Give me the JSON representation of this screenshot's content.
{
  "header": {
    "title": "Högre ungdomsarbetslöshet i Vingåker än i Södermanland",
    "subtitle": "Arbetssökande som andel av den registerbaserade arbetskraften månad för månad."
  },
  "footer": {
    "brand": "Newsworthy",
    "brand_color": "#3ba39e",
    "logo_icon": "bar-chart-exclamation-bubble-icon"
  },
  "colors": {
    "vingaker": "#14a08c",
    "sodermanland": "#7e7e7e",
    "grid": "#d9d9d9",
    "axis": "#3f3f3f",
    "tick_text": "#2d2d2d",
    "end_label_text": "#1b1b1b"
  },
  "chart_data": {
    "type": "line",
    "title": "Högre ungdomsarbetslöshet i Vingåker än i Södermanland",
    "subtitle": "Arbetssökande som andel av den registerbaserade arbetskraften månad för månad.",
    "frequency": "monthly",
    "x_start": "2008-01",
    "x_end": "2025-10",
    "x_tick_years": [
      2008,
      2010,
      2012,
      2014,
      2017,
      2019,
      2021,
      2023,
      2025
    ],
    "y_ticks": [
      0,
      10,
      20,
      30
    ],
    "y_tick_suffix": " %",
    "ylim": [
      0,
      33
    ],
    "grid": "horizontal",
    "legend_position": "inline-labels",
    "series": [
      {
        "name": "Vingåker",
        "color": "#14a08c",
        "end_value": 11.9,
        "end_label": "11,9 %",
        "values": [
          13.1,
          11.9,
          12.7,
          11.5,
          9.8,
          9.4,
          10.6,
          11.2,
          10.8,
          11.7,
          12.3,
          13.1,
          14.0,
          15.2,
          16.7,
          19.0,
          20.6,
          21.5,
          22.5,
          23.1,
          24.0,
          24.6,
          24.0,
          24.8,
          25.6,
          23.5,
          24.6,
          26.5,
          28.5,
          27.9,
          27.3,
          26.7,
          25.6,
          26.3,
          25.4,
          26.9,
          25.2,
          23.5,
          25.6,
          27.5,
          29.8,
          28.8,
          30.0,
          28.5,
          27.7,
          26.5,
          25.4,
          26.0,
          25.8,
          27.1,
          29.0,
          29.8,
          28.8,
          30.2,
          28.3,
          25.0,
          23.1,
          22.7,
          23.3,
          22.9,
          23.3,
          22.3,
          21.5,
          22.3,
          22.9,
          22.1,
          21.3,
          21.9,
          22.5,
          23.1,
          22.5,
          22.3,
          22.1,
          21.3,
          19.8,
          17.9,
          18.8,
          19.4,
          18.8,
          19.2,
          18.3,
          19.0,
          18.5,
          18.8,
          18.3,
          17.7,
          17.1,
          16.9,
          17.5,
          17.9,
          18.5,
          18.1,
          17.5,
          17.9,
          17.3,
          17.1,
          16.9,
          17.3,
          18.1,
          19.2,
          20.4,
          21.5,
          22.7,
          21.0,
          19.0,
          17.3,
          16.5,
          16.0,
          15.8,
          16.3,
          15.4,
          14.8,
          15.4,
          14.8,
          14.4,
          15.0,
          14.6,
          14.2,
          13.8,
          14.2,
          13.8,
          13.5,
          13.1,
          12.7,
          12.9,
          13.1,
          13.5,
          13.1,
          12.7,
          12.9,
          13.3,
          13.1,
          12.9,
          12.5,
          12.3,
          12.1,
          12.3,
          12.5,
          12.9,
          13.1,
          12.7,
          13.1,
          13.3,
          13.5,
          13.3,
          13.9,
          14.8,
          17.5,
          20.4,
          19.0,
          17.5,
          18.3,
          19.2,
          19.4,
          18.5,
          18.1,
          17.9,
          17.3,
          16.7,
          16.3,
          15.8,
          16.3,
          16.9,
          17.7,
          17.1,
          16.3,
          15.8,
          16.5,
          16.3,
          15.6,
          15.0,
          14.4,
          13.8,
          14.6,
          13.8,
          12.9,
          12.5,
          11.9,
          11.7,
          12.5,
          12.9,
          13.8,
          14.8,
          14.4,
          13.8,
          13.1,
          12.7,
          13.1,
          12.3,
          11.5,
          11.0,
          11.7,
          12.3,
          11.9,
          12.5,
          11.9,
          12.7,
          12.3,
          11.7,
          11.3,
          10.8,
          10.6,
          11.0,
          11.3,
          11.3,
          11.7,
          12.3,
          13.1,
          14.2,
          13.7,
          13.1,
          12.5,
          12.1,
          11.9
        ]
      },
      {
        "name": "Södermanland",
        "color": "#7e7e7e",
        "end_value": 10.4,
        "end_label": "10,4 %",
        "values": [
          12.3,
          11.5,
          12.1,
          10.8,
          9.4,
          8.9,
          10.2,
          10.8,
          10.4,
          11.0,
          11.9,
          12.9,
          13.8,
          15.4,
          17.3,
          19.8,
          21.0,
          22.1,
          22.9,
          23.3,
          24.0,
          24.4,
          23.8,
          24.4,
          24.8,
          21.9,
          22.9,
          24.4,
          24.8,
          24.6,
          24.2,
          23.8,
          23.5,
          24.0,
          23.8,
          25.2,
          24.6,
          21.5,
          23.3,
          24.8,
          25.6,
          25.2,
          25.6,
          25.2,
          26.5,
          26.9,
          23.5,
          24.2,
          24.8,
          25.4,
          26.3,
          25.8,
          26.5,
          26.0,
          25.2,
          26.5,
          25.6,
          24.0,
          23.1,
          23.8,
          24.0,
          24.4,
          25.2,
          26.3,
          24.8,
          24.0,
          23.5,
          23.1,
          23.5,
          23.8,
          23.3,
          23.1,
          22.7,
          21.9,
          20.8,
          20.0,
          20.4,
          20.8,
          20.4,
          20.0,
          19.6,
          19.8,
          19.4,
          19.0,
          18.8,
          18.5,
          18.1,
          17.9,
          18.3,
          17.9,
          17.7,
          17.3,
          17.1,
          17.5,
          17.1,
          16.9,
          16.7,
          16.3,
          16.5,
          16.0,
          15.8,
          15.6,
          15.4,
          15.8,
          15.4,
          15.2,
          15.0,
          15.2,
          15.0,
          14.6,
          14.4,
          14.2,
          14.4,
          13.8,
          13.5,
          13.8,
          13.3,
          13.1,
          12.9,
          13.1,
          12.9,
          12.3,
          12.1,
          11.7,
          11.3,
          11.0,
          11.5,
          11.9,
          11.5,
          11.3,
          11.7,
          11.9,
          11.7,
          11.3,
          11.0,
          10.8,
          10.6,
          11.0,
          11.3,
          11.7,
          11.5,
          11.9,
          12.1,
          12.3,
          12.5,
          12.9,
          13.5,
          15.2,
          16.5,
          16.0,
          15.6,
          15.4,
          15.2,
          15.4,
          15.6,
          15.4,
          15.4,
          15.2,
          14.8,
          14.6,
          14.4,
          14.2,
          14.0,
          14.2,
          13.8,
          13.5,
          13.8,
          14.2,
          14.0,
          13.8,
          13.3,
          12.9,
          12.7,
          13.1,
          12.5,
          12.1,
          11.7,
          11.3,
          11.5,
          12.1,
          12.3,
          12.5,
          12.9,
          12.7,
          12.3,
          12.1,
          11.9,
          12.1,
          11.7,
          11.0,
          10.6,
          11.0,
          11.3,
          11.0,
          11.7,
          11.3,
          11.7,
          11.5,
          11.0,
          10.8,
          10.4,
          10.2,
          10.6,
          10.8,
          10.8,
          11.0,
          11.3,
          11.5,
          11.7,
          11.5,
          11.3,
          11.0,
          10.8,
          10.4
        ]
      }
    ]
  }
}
____________________
• _What to work on_
Consider the entries above and return each line with the string "arbetskraften".

• _Output_
    "subtitle": "Arbetssökande som andel av den registerbaserade arbetskraften månad för månad."
    "subtitle": "Arbetssökande som andel av den registerbaserade arbetskraften månad för månad.",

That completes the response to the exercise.